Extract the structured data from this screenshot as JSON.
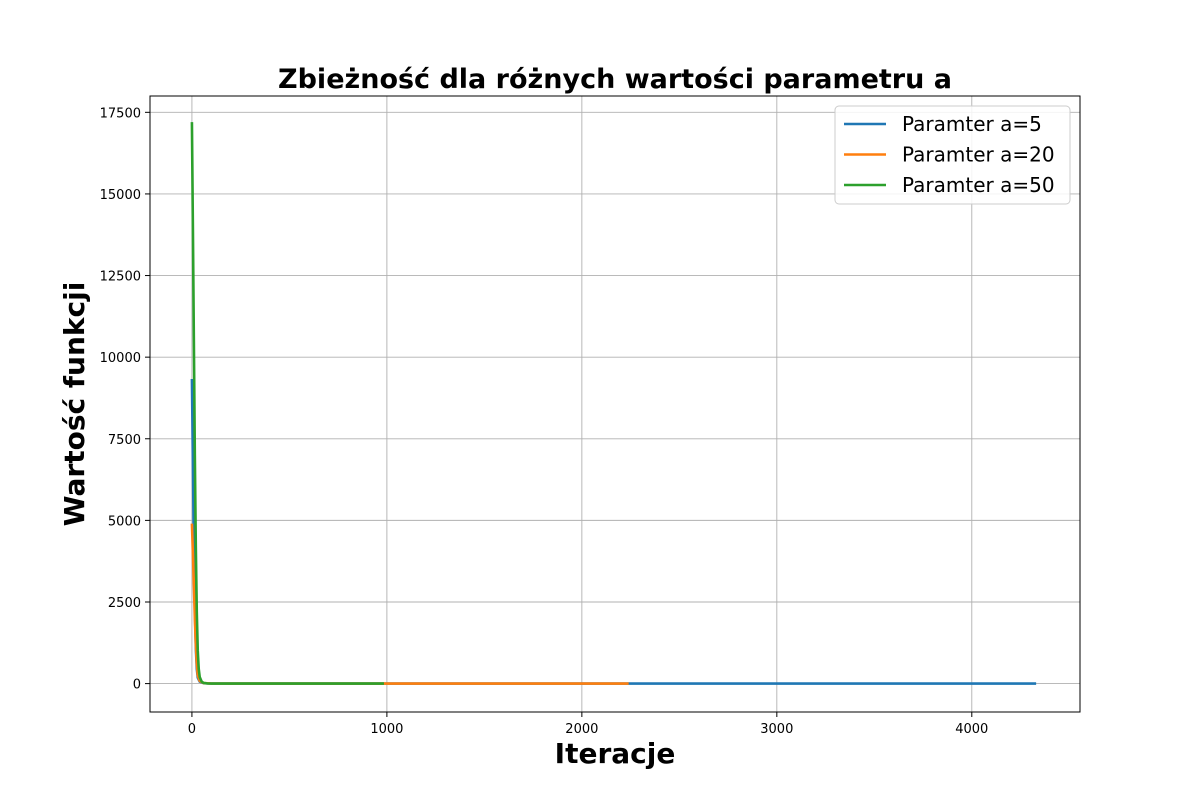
{
  "chart_data": {
    "type": "line",
    "title": "Zbieżność dla różnych wartości parametru a",
    "xlabel": "Iteracje",
    "ylabel": "Wartość funkcji",
    "xlim": [
      -215,
      4555
    ],
    "ylim": [
      -870,
      18000
    ],
    "xticks": [
      0,
      1000,
      2000,
      3000,
      4000
    ],
    "yticks": [
      0,
      2500,
      5000,
      7500,
      10000,
      12500,
      15000,
      17500
    ],
    "grid": true,
    "legend_position": "top-right",
    "series": [
      {
        "name": "Paramter a=5",
        "color": "#1f77b4",
        "x": [
          0,
          5,
          10,
          15,
          20,
          25,
          30,
          40,
          60,
          100,
          200,
          500,
          1000,
          2000,
          3000,
          4000,
          4330
        ],
        "y": [
          9330,
          6800,
          4200,
          2300,
          1100,
          450,
          180,
          60,
          12,
          3,
          0,
          0,
          0,
          0,
          0,
          0,
          0
        ]
      },
      {
        "name": "Paramter a=20",
        "color": "#ff7f0e",
        "x": [
          0,
          5,
          10,
          15,
          20,
          25,
          30,
          40,
          60,
          100,
          200,
          500,
          1000,
          1500,
          2000,
          2240
        ],
        "y": [
          4900,
          4000,
          3000,
          2000,
          1200,
          600,
          250,
          80,
          15,
          3,
          0,
          0,
          0,
          0,
          0,
          0
        ]
      },
      {
        "name": "Paramter a=50",
        "color": "#2ca02c",
        "x": [
          0,
          5,
          10,
          15,
          20,
          25,
          30,
          35,
          40,
          50,
          60,
          80,
          100,
          200,
          500,
          985
        ],
        "y": [
          17200,
          14000,
          10500,
          7000,
          4200,
          2200,
          1000,
          450,
          200,
          60,
          20,
          5,
          1,
          0,
          0,
          0
        ]
      }
    ]
  }
}
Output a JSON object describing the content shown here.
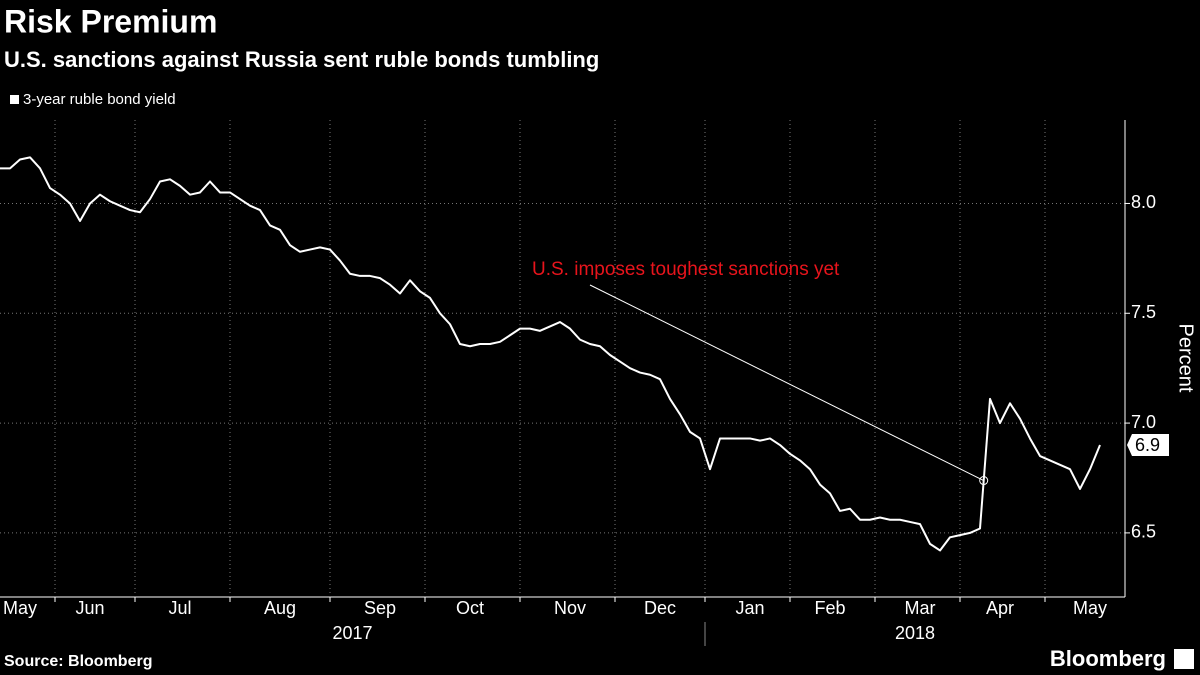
{
  "chart_data": {
    "type": "line",
    "title": "Risk Premium",
    "subtitle": "U.S. sanctions against Russia sent ruble bonds tumbling",
    "y_label": "Percent",
    "annotation": "U.S. imposes toughest sanctions yet",
    "annotation_color": "#e8141c",
    "grid": true,
    "ylim": [
      6.24,
      8.38
    ],
    "yticks": [
      6.5,
      {
        "value": 7,
        "label": "7.0"
      },
      7.5,
      {
        "value": 8,
        "label": "8.0"
      }
    ],
    "years": [
      "2017",
      "2018"
    ],
    "categories": [
      null,
      null,
      "May",
      null,
      null,
      null,
      null,
      null,
      null,
      "Jun",
      null,
      null,
      null,
      null,
      null,
      null,
      null,
      null,
      "Jul",
      null,
      null,
      null,
      null,
      null,
      null,
      null,
      null,
      null,
      "Aug",
      null,
      null,
      null,
      null,
      null,
      null,
      null,
      null,
      null,
      "Sep",
      null,
      null,
      null,
      null,
      null,
      null,
      null,
      null,
      "Oct",
      null,
      null,
      null,
      null,
      null,
      null,
      null,
      null,
      null,
      "Nov",
      null,
      null,
      null,
      null,
      null,
      null,
      null,
      null,
      "Dec",
      null,
      null,
      null,
      null,
      null,
      null,
      null,
      null,
      "Jan",
      null,
      null,
      null,
      null,
      null,
      null,
      null,
      "Feb",
      null,
      null,
      null,
      null,
      null,
      null,
      null,
      null,
      "Mar",
      null,
      null,
      null,
      null,
      null,
      null,
      null,
      "Apr",
      null,
      null,
      null,
      null,
      null,
      null,
      null,
      null,
      "May",
      null
    ],
    "series": [
      {
        "name": "3-year ruble bond yield",
        "color": "#ffffff",
        "values": [
          8.16,
          8.16,
          8.2,
          8.21,
          8.16,
          8.07,
          8.04,
          8.0,
          7.92,
          8.0,
          8.04,
          8.01,
          7.99,
          7.97,
          7.96,
          8.02,
          8.1,
          8.11,
          8.08,
          8.04,
          8.05,
          8.1,
          8.05,
          8.05,
          8.02,
          7.99,
          7.97,
          7.9,
          7.88,
          7.81,
          7.78,
          7.79,
          7.8,
          7.79,
          7.74,
          7.68,
          7.67,
          7.67,
          7.66,
          7.63,
          7.59,
          7.65,
          7.6,
          7.57,
          7.5,
          7.45,
          7.36,
          7.35,
          7.36,
          7.36,
          7.37,
          7.4,
          7.43,
          7.43,
          7.42,
          7.44,
          7.46,
          7.43,
          7.38,
          7.36,
          7.35,
          7.31,
          7.28,
          7.25,
          7.23,
          7.22,
          7.2,
          7.11,
          7.04,
          6.96,
          6.93,
          6.79,
          6.93,
          6.93,
          6.93,
          6.93,
          6.92,
          6.93,
          6.9,
          6.86,
          6.83,
          6.79,
          6.72,
          6.68,
          6.6,
          6.61,
          6.56,
          6.56,
          6.57,
          6.56,
          6.56,
          6.55,
          6.54,
          6.45,
          6.42,
          6.48,
          6.49,
          6.5,
          6.52,
          7.11,
          7.0,
          7.09,
          7.02,
          6.93,
          6.85,
          6.83,
          6.81,
          6.79,
          6.7,
          6.79,
          6.9
        ]
      }
    ]
  },
  "footer": {
    "source": "Source: Bloomberg",
    "brand": "Bloomberg"
  }
}
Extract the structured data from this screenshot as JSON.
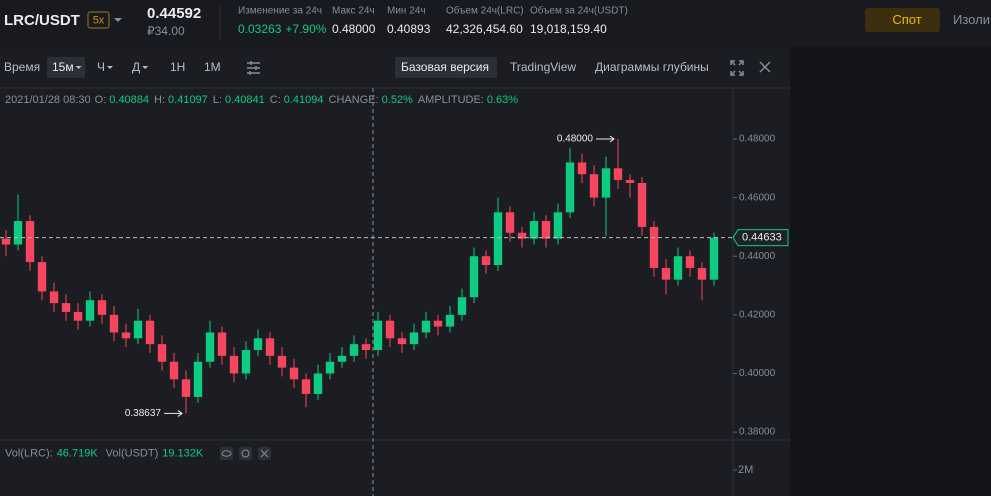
{
  "header": {
    "pair": "LRC/USDT",
    "leverage": "5x",
    "price": "0.44592",
    "price_local": "₽34.00",
    "stats": [
      {
        "label": "Изменение за 24ч",
        "value": "0.03263",
        "extra": "+7.90%"
      },
      {
        "label": "Макс 24ч",
        "value": "0.48000"
      },
      {
        "label": "Мин 24ч",
        "value": "0.40893"
      },
      {
        "label": "Объем 24ч(LRC)",
        "value": "42,326,454.60"
      },
      {
        "label": "Объем за 24ч(USDT)",
        "value": "19,018,159.40"
      }
    ]
  },
  "tabs": [
    "Спот",
    "Изоли"
  ],
  "toolbar": {
    "intervals": [
      "Время",
      "15м",
      "Ч",
      "Д",
      "1Н",
      "1М"
    ],
    "views": [
      "Базовая версия",
      "TradingView",
      "Диаграммы глубины"
    ]
  },
  "chart_data": {
    "type": "candlestick",
    "info": {
      "date": "2021/01/28 08:30",
      "fields": [
        {
          "label": "O:",
          "value": "0.40884"
        },
        {
          "label": "H:",
          "value": "0.41097"
        },
        {
          "label": "L:",
          "value": "0.40841"
        },
        {
          "label": "C:",
          "value": "0.41094"
        },
        {
          "label": "CHANGE:",
          "value": "0.52%"
        },
        {
          "label": "AMPLITUDE:",
          "value": "0.63%"
        }
      ]
    },
    "candles": [
      [
        0.446,
        0.449,
        0.44,
        0.444
      ],
      [
        0.444,
        0.461,
        0.442,
        0.452
      ],
      [
        0.452,
        0.454,
        0.435,
        0.438
      ],
      [
        0.438,
        0.44,
        0.425,
        0.428
      ],
      [
        0.428,
        0.431,
        0.421,
        0.424
      ],
      [
        0.424,
        0.427,
        0.418,
        0.421
      ],
      [
        0.421,
        0.424,
        0.415,
        0.418
      ],
      [
        0.418,
        0.428,
        0.416,
        0.425
      ],
      [
        0.425,
        0.427,
        0.417,
        0.42
      ],
      [
        0.42,
        0.423,
        0.411,
        0.414
      ],
      [
        0.414,
        0.417,
        0.409,
        0.412
      ],
      [
        0.412,
        0.422,
        0.41,
        0.418
      ],
      [
        0.418,
        0.42,
        0.407,
        0.41
      ],
      [
        0.41,
        0.413,
        0.401,
        0.404
      ],
      [
        0.404,
        0.407,
        0.395,
        0.398
      ],
      [
        0.398,
        0.401,
        0.38637,
        0.392
      ],
      [
        0.392,
        0.407,
        0.39,
        0.404
      ],
      [
        0.404,
        0.418,
        0.402,
        0.414
      ],
      [
        0.414,
        0.416,
        0.403,
        0.406
      ],
      [
        0.406,
        0.409,
        0.397,
        0.4
      ],
      [
        0.4,
        0.411,
        0.398,
        0.408
      ],
      [
        0.408,
        0.415,
        0.406,
        0.412
      ],
      [
        0.412,
        0.414,
        0.403,
        0.406
      ],
      [
        0.406,
        0.409,
        0.399,
        0.402
      ],
      [
        0.402,
        0.405,
        0.395,
        0.398
      ],
      [
        0.398,
        0.4,
        0.3885,
        0.393
      ],
      [
        0.393,
        0.403,
        0.391,
        0.4
      ],
      [
        0.4,
        0.407,
        0.398,
        0.404
      ],
      [
        0.404,
        0.409,
        0.402,
        0.406
      ],
      [
        0.406,
        0.413,
        0.404,
        0.41
      ],
      [
        0.41,
        0.412,
        0.405,
        0.408
      ],
      [
        0.408,
        0.421,
        0.406,
        0.418
      ],
      [
        0.418,
        0.42,
        0.409,
        0.412
      ],
      [
        0.412,
        0.414,
        0.407,
        0.41
      ],
      [
        0.41,
        0.417,
        0.408,
        0.414
      ],
      [
        0.414,
        0.421,
        0.412,
        0.418
      ],
      [
        0.418,
        0.42,
        0.413,
        0.416
      ],
      [
        0.416,
        0.423,
        0.414,
        0.42
      ],
      [
        0.42,
        0.429,
        0.418,
        0.426
      ],
      [
        0.426,
        0.443,
        0.424,
        0.44
      ],
      [
        0.44,
        0.442,
        0.434,
        0.437
      ],
      [
        0.437,
        0.46,
        0.435,
        0.455
      ],
      [
        0.455,
        0.457,
        0.445,
        0.448
      ],
      [
        0.448,
        0.45,
        0.443,
        0.446
      ],
      [
        0.446,
        0.455,
        0.444,
        0.452
      ],
      [
        0.452,
        0.454,
        0.443,
        0.446
      ],
      [
        0.446,
        0.458,
        0.444,
        0.455
      ],
      [
        0.455,
        0.477,
        0.453,
        0.472
      ],
      [
        0.472,
        0.475,
        0.465,
        0.468
      ],
      [
        0.468,
        0.471,
        0.457,
        0.46
      ],
      [
        0.46,
        0.474,
        0.447,
        0.47
      ],
      [
        0.47,
        0.48,
        0.463,
        0.466
      ],
      [
        0.466,
        0.468,
        0.46,
        0.465
      ],
      [
        0.465,
        0.467,
        0.447,
        0.45
      ],
      [
        0.45,
        0.452,
        0.433,
        0.436
      ],
      [
        0.436,
        0.439,
        0.427,
        0.432
      ],
      [
        0.432,
        0.443,
        0.43,
        0.44
      ],
      [
        0.44,
        0.442,
        0.433,
        0.436
      ],
      [
        0.436,
        0.438,
        0.425,
        0.432
      ],
      [
        0.432,
        0.448,
        0.43,
        0.44633
      ]
    ],
    "up_color": "#0ecb81",
    "down_color": "#f6465d",
    "ylim": [
      0.3773,
      0.4974
    ],
    "yticks": [
      {
        "value": 0.48,
        "label": "0.48000"
      },
      {
        "value": 0.46,
        "label": "0.46000"
      },
      {
        "value": 0.44,
        "label": "0.44000"
      },
      {
        "value": 0.42,
        "label": "0.42000"
      },
      {
        "value": 0.4,
        "label": "0.40000"
      },
      {
        "value": 0.38,
        "label": "0.38000"
      }
    ],
    "max_marker": {
      "value": 0.48,
      "label": "0.48000"
    },
    "min_marker": {
      "value": 0.38637,
      "label": "0.38637"
    },
    "last_price": {
      "value": 0.44633,
      "label": "0.44633"
    }
  },
  "volume": {
    "fields": [
      {
        "label": "Vol(LRC):",
        "value": "46.719K"
      },
      {
        "label": "Vol(USDT)",
        "value": "19.132K"
      }
    ],
    "axis_label": "2M"
  }
}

- Exercise details -
Return each line with "USDT".

- Output below -
    "pair": "LRC/USDT",
        "label": "Объем за 24ч(USDT)",
        "label": "Vol(USDT)",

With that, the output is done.